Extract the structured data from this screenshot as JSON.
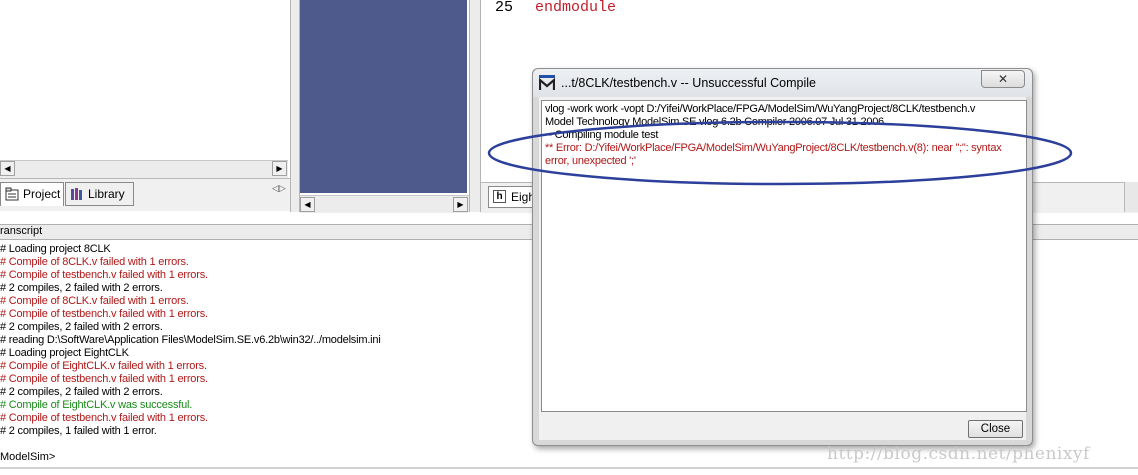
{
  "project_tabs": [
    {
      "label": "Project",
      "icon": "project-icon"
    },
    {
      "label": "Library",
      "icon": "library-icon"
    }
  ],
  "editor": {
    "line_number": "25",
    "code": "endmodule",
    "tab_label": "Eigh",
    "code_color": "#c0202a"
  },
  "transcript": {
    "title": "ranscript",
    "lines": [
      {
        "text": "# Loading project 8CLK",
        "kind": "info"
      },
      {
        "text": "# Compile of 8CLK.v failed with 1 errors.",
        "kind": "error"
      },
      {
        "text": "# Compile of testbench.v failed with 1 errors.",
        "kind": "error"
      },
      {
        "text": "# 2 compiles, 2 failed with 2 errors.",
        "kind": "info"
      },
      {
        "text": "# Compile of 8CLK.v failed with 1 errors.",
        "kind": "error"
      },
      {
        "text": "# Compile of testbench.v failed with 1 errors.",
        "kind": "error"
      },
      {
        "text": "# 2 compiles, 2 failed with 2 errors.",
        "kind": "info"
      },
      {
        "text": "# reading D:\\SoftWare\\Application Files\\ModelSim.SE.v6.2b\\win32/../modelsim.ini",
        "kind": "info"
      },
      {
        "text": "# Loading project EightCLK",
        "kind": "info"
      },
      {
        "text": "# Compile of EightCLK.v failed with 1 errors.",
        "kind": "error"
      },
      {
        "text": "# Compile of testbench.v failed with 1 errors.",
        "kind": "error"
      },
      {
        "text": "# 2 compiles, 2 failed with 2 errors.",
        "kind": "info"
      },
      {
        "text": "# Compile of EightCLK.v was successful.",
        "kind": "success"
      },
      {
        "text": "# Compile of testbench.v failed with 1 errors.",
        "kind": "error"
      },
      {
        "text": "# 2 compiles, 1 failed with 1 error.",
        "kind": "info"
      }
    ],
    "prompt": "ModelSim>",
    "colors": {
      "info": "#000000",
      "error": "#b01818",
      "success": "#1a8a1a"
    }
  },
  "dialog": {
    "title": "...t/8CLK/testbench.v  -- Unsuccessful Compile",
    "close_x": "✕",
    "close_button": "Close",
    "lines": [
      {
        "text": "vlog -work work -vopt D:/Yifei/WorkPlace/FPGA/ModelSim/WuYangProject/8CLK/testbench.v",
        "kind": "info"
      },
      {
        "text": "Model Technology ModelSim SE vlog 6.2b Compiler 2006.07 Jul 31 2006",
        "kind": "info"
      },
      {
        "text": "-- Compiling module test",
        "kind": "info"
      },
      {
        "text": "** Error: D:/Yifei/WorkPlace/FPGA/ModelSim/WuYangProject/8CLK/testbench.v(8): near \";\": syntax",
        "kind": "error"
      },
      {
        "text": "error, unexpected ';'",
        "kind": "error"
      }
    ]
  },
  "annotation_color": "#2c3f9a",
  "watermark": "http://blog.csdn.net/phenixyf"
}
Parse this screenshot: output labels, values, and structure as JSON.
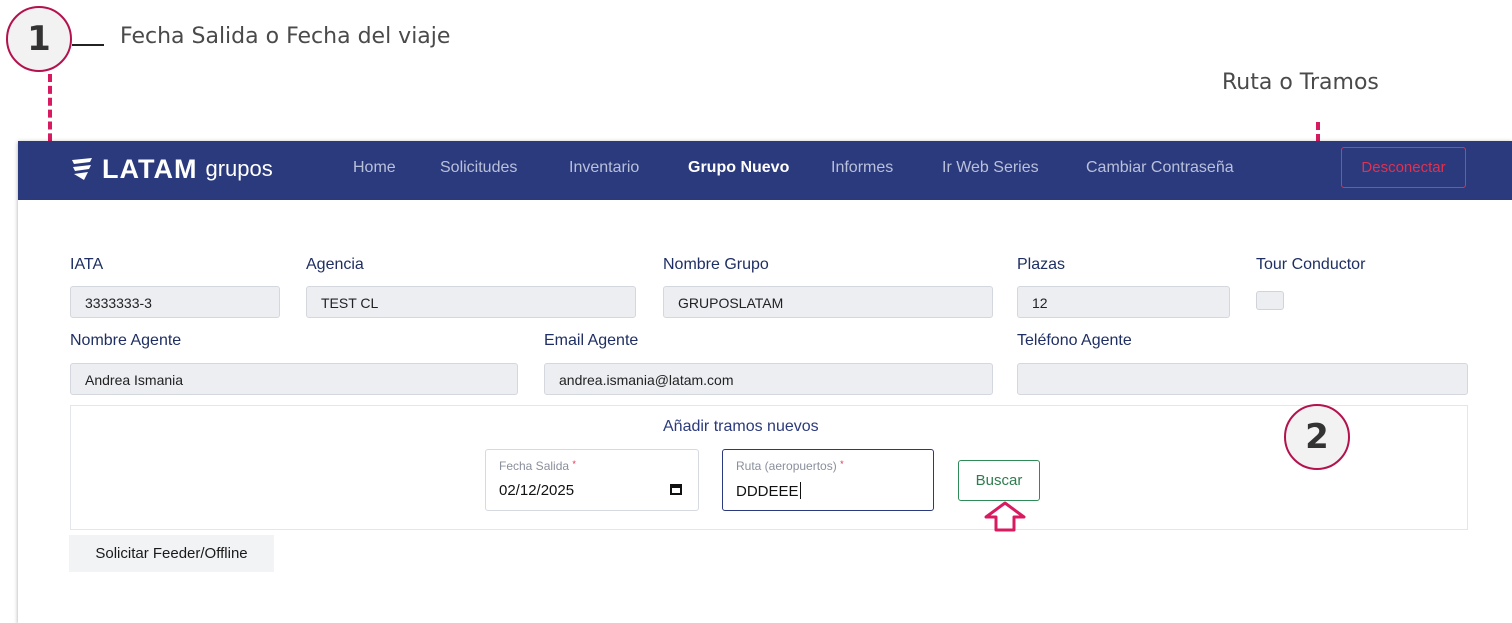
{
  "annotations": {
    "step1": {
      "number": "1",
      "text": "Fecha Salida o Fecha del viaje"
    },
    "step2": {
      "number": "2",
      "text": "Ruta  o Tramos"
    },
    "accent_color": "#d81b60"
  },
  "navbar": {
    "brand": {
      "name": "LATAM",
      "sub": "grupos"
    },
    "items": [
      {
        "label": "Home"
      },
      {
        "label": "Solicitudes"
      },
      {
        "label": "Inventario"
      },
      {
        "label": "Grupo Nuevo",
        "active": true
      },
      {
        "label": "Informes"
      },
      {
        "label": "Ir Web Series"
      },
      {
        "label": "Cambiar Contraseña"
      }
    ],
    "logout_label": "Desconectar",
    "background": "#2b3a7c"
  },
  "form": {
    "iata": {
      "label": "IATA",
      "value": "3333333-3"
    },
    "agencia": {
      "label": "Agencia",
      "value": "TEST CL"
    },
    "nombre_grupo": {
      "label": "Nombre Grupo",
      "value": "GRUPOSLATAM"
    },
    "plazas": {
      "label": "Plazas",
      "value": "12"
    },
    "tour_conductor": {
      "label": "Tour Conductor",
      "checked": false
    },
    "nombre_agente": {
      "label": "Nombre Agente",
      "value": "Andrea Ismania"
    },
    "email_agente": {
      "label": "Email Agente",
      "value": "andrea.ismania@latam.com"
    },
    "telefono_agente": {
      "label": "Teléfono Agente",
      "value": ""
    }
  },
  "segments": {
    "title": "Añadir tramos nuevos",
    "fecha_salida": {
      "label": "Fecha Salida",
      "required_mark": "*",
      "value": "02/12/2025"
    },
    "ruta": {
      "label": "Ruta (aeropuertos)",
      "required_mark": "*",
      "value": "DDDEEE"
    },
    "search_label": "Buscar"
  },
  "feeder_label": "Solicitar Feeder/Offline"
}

··········

Copy each line of the records precisely and drop any images they hold.

> ANSWER FOR THIS EXERCISE:
Extract the structured data from this screenshot as JSON.
{
  "project_tabs": [
    {
      "label": "Project",
      "icon": "project-icon"
    },
    {
      "label": "Library",
      "icon": "library-icon"
    }
  ],
  "editor": {
    "line_number": "25",
    "code": "endmodule",
    "tab_label": "Eigh",
    "code_color": "#c0202a"
  },
  "transcript": {
    "title": "ranscript",
    "lines": [
      {
        "text": "# Loading project 8CLK",
        "kind": "info"
      },
      {
        "text": "# Compile of 8CLK.v failed with 1 errors.",
        "kind": "error"
      },
      {
        "text": "# Compile of testbench.v failed with 1 errors.",
        "kind": "error"
      },
      {
        "text": "# 2 compiles, 2 failed with 2 errors.",
        "kind": "info"
      },
      {
        "text": "# Compile of 8CLK.v failed with 1 errors.",
        "kind": "error"
      },
      {
        "text": "# Compile of testbench.v failed with 1 errors.",
        "kind": "error"
      },
      {
        "text": "# 2 compiles, 2 failed with 2 errors.",
        "kind": "info"
      },
      {
        "text": "# reading D:\\SoftWare\\Application Files\\ModelSim.SE.v6.2b\\win32/../modelsim.ini",
        "kind": "info"
      },
      {
        "text": "# Loading project EightCLK",
        "kind": "info"
      },
      {
        "text": "# Compile of EightCLK.v failed with 1 errors.",
        "kind": "error"
      },
      {
        "text": "# Compile of testbench.v failed with 1 errors.",
        "kind": "error"
      },
      {
        "text": "# 2 compiles, 2 failed with 2 errors.",
        "kind": "info"
      },
      {
        "text": "# Compile of EightCLK.v was successful.",
        "kind": "success"
      },
      {
        "text": "# Compile of testbench.v failed with 1 errors.",
        "kind": "error"
      },
      {
        "text": "# 2 compiles, 1 failed with 1 error.",
        "kind": "info"
      }
    ],
    "prompt": "ModelSim>",
    "colors": {
      "info": "#000000",
      "error": "#b01818",
      "success": "#1a8a1a"
    }
  },
  "dialog": {
    "title": "...t/8CLK/testbench.v  -- Unsuccessful Compile",
    "close_x": "✕",
    "close_button": "Close",
    "lines": [
      {
        "text": "vlog -work work -vopt D:/Yifei/WorkPlace/FPGA/ModelSim/WuYangProject/8CLK/testbench.v",
        "kind": "info"
      },
      {
        "text": "Model Technology ModelSim SE vlog 6.2b Compiler 2006.07 Jul 31 2006",
        "kind": "info"
      },
      {
        "text": "-- Compiling module test",
        "kind": "info"
      },
      {
        "text": "** Error: D:/Yifei/WorkPlace/FPGA/ModelSim/WuYangProject/8CLK/testbench.v(8): near \";\": syntax",
        "kind": "error"
      },
      {
        "text": "error, unexpected ';'",
        "kind": "error"
      }
    ]
  },
  "annotation_color": "#2c3f9a",
  "watermark": "http://blog.csdn.net/phenixyf"
}
Parse this screenshot: output labels, values, and structure as JSON.
{
  "annotations": {
    "step1": {
      "number": "1",
      "text": "Fecha Salida o Fecha del viaje"
    },
    "step2": {
      "number": "2",
      "text": "Ruta  o Tramos"
    },
    "accent_color": "#d81b60"
  },
  "navbar": {
    "brand": {
      "name": "LATAM",
      "sub": "grupos"
    },
    "items": [
      {
        "label": "Home"
      },
      {
        "label": "Solicitudes"
      },
      {
        "label": "Inventario"
      },
      {
        "label": "Grupo Nuevo",
        "active": true
      },
      {
        "label": "Informes"
      },
      {
        "label": "Ir Web Series"
      },
      {
        "label": "Cambiar Contraseña"
      }
    ],
    "logout_label": "Desconectar",
    "background": "#2b3a7c"
  },
  "form": {
    "iata": {
      "label": "IATA",
      "value": "3333333-3"
    },
    "agencia": {
      "label": "Agencia",
      "value": "TEST CL"
    },
    "nombre_grupo": {
      "label": "Nombre Grupo",
      "value": "GRUPOSLATAM"
    },
    "plazas": {
      "label": "Plazas",
      "value": "12"
    },
    "tour_conductor": {
      "label": "Tour Conductor",
      "checked": false
    },
    "nombre_agente": {
      "label": "Nombre Agente",
      "value": "Andrea Ismania"
    },
    "email_agente": {
      "label": "Email Agente",
      "value": "andrea.ismania@latam.com"
    },
    "telefono_agente": {
      "label": "Teléfono Agente",
      "value": ""
    }
  },
  "segments": {
    "title": "Añadir tramos nuevos",
    "fecha_salida": {
      "label": "Fecha Salida",
      "required_mark": "*",
      "value": "02/12/2025"
    },
    "ruta": {
      "label": "Ruta (aeropuertos)",
      "required_mark": "*",
      "value": "DDDEEE"
    },
    "search_label": "Buscar"
  },
  "feeder_label": "Solicitar Feeder/Offline"
}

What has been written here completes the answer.